Stored data
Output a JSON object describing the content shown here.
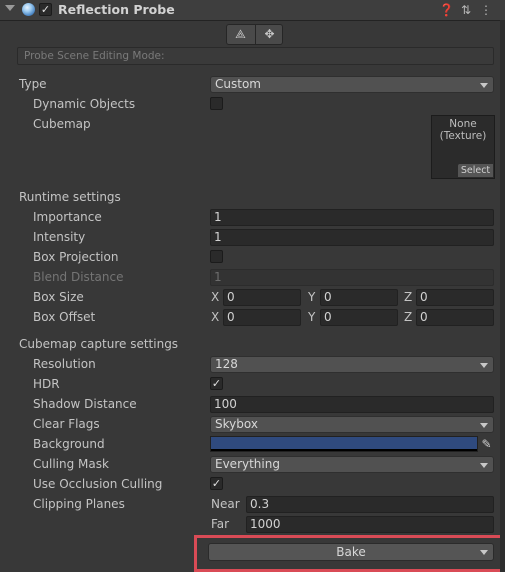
{
  "header": {
    "title": "Reflection Probe",
    "enabled": true,
    "icons": [
      "help-icon",
      "presets-icon",
      "more-menu-icon"
    ]
  },
  "edit_mode": {
    "placeholder": "Probe Scene Editing Mode:"
  },
  "type": {
    "label": "Type",
    "value": "Custom"
  },
  "dynamic_objects": {
    "label": "Dynamic Objects",
    "checked": false
  },
  "cubemap": {
    "label": "Cubemap",
    "value": "None\n(Texture)",
    "select": "Select"
  },
  "runtime": {
    "heading": "Runtime settings",
    "importance": {
      "label": "Importance",
      "value": "1"
    },
    "intensity": {
      "label": "Intensity",
      "value": "1"
    },
    "box_projection": {
      "label": "Box Projection",
      "checked": false
    },
    "blend_distance": {
      "label": "Blend Distance",
      "value": "1"
    },
    "box_size": {
      "label": "Box Size",
      "x": "0",
      "y": "0",
      "z": "0"
    },
    "box_offset": {
      "label": "Box Offset",
      "x": "0",
      "y": "0",
      "z": "0"
    },
    "axis": {
      "x": "X",
      "y": "Y",
      "z": "Z"
    }
  },
  "capture": {
    "heading": "Cubemap capture settings",
    "resolution": {
      "label": "Resolution",
      "value": "128"
    },
    "hdr": {
      "label": "HDR",
      "checked": true
    },
    "shadow_distance": {
      "label": "Shadow Distance",
      "value": "100"
    },
    "clear_flags": {
      "label": "Clear Flags",
      "value": "Skybox"
    },
    "background": {
      "label": "Background",
      "color": "#2f4a7e"
    },
    "culling_mask": {
      "label": "Culling Mask",
      "value": "Everything"
    },
    "occlusion": {
      "label": "Use Occlusion Culling",
      "checked": true
    },
    "clipping": {
      "label": "Clipping Planes",
      "near_label": "Near",
      "near": "0.3",
      "far_label": "Far",
      "far": "1000"
    }
  },
  "bake": {
    "label": "Bake"
  },
  "colors": {
    "highlight": "#d94b56",
    "panel": "#383838"
  }
}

DESCRIPTION OF THE TASK> Output the lines above in full and exactly as given, omitting any pictures.

RESPONSE TO THIS TASK>
Output a JSON object describing the content shown here.
{
  "header": {
    "title": "Reflection Probe",
    "enabled": true,
    "icons": [
      "help-icon",
      "presets-icon",
      "more-menu-icon"
    ]
  },
  "edit_mode": {
    "placeholder": "Probe Scene Editing Mode:"
  },
  "type": {
    "label": "Type",
    "value": "Custom"
  },
  "dynamic_objects": {
    "label": "Dynamic Objects",
    "checked": false
  },
  "cubemap": {
    "label": "Cubemap",
    "value": "None\n(Texture)",
    "select": "Select"
  },
  "runtime": {
    "heading": "Runtime settings",
    "importance": {
      "label": "Importance",
      "value": "1"
    },
    "intensity": {
      "label": "Intensity",
      "value": "1"
    },
    "box_projection": {
      "label": "Box Projection",
      "checked": false
    },
    "blend_distance": {
      "label": "Blend Distance",
      "value": "1"
    },
    "box_size": {
      "label": "Box Size",
      "x": "0",
      "y": "0",
      "z": "0"
    },
    "box_offset": {
      "label": "Box Offset",
      "x": "0",
      "y": "0",
      "z": "0"
    },
    "axis": {
      "x": "X",
      "y": "Y",
      "z": "Z"
    }
  },
  "capture": {
    "heading": "Cubemap capture settings",
    "resolution": {
      "label": "Resolution",
      "value": "128"
    },
    "hdr": {
      "label": "HDR",
      "checked": true
    },
    "shadow_distance": {
      "label": "Shadow Distance",
      "value": "100"
    },
    "clear_flags": {
      "label": "Clear Flags",
      "value": "Skybox"
    },
    "background": {
      "label": "Background",
      "color": "#2f4a7e"
    },
    "culling_mask": {
      "label": "Culling Mask",
      "value": "Everything"
    },
    "occlusion": {
      "label": "Use Occlusion Culling",
      "checked": true
    },
    "clipping": {
      "label": "Clipping Planes",
      "near_label": "Near",
      "near": "0.3",
      "far_label": "Far",
      "far": "1000"
    }
  },
  "bake": {
    "label": "Bake"
  },
  "colors": {
    "highlight": "#d94b56",
    "panel": "#383838"
  }
}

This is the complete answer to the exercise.